Data records →
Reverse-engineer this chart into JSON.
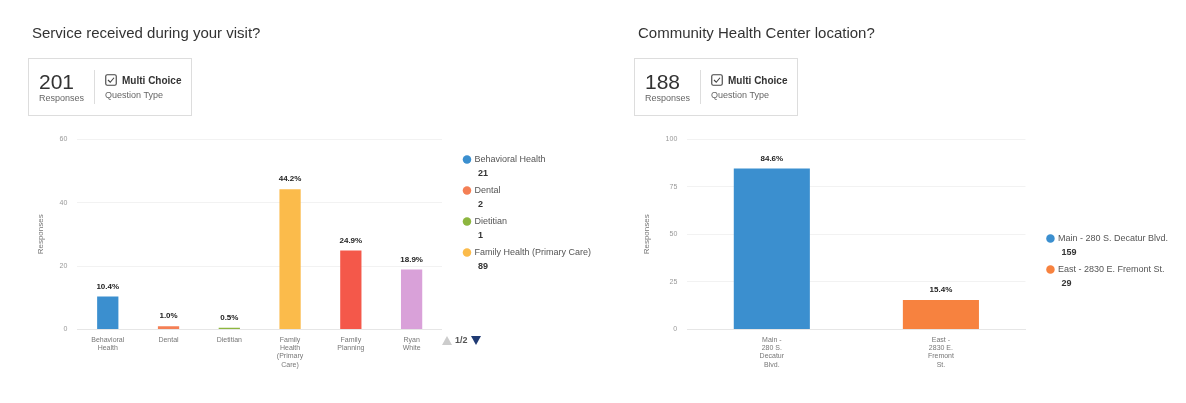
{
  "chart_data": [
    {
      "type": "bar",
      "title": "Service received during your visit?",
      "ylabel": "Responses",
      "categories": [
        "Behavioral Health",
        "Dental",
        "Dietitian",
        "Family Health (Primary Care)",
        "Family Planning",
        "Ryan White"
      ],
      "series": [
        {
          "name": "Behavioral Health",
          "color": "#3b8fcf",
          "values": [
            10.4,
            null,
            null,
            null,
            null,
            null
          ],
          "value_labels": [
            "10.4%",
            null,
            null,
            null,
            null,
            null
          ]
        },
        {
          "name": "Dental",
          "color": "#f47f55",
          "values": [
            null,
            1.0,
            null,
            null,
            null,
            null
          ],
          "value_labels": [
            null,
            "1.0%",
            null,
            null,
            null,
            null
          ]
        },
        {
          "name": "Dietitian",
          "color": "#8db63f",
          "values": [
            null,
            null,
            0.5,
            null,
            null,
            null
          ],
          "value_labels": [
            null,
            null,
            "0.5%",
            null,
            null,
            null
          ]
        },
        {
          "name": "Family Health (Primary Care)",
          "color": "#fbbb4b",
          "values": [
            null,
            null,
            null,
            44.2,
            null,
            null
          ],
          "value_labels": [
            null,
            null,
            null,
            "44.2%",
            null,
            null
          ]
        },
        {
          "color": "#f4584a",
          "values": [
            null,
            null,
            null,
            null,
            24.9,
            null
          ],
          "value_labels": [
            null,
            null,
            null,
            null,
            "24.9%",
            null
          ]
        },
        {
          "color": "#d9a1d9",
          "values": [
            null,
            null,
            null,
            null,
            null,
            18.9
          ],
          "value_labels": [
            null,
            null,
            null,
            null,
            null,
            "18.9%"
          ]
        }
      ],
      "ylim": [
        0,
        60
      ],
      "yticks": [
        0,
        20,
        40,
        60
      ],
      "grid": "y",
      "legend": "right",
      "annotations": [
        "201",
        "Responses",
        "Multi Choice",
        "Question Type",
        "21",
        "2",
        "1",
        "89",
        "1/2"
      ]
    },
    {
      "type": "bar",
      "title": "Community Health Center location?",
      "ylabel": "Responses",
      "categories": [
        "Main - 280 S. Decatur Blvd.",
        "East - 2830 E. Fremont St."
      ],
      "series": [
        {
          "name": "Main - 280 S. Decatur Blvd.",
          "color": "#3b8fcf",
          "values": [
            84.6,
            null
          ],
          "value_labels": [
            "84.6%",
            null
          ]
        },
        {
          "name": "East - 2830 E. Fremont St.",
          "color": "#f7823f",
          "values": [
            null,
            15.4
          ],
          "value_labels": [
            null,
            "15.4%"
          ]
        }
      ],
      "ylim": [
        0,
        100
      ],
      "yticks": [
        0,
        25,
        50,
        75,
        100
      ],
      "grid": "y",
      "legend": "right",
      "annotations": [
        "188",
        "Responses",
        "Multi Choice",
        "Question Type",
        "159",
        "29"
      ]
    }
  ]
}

Problem to work on → Quote each line of the listing exactly, but leave the pictures out.

In response →
Reverse-engineer this chart into JSON.
{
  "chart_data": [
    {
      "type": "bar",
      "title": "Service received during your visit?",
      "ylabel": "Responses",
      "categories": [
        "Behavioral Health",
        "Dental",
        "Dietitian",
        "Family Health (Primary Care)",
        "Family Planning",
        "Ryan White"
      ],
      "series": [
        {
          "name": "Behavioral Health",
          "color": "#3b8fcf",
          "values": [
            10.4,
            null,
            null,
            null,
            null,
            null
          ],
          "value_labels": [
            "10.4%",
            null,
            null,
            null,
            null,
            null
          ]
        },
        {
          "name": "Dental",
          "color": "#f47f55",
          "values": [
            null,
            1.0,
            null,
            null,
            null,
            null
          ],
          "value_labels": [
            null,
            "1.0%",
            null,
            null,
            null,
            null
          ]
        },
        {
          "name": "Dietitian",
          "color": "#8db63f",
          "values": [
            null,
            null,
            0.5,
            null,
            null,
            null
          ],
          "value_labels": [
            null,
            null,
            "0.5%",
            null,
            null,
            null
          ]
        },
        {
          "name": "Family Health (Primary Care)",
          "color": "#fbbb4b",
          "values": [
            null,
            null,
            null,
            44.2,
            null,
            null
          ],
          "value_labels": [
            null,
            null,
            null,
            "44.2%",
            null,
            null
          ]
        },
        {
          "color": "#f4584a",
          "values": [
            null,
            null,
            null,
            null,
            24.9,
            null
          ],
          "value_labels": [
            null,
            null,
            null,
            null,
            "24.9%",
            null
          ]
        },
        {
          "color": "#d9a1d9",
          "values": [
            null,
            null,
            null,
            null,
            null,
            18.9
          ],
          "value_labels": [
            null,
            null,
            null,
            null,
            null,
            "18.9%"
          ]
        }
      ],
      "ylim": [
        0,
        60
      ],
      "yticks": [
        0,
        20,
        40,
        60
      ],
      "grid": "y",
      "legend": "right",
      "annotations": [
        "201",
        "Responses",
        "Multi Choice",
        "Question Type",
        "21",
        "2",
        "1",
        "89",
        "1/2"
      ]
    },
    {
      "type": "bar",
      "title": "Community Health Center location?",
      "ylabel": "Responses",
      "categories": [
        "Main - 280 S. Decatur Blvd.",
        "East - 2830 E. Fremont St."
      ],
      "series": [
        {
          "name": "Main - 280 S. Decatur Blvd.",
          "color": "#3b8fcf",
          "values": [
            84.6,
            null
          ],
          "value_labels": [
            "84.6%",
            null
          ]
        },
        {
          "name": "East - 2830 E. Fremont St.",
          "color": "#f7823f",
          "values": [
            null,
            15.4
          ],
          "value_labels": [
            null,
            "15.4%"
          ]
        }
      ],
      "ylim": [
        0,
        100
      ],
      "yticks": [
        0,
        25,
        50,
        75,
        100
      ],
      "grid": "y",
      "legend": "right",
      "annotations": [
        "188",
        "Responses",
        "Multi Choice",
        "Question Type",
        "159",
        "29"
      ]
    }
  ]
}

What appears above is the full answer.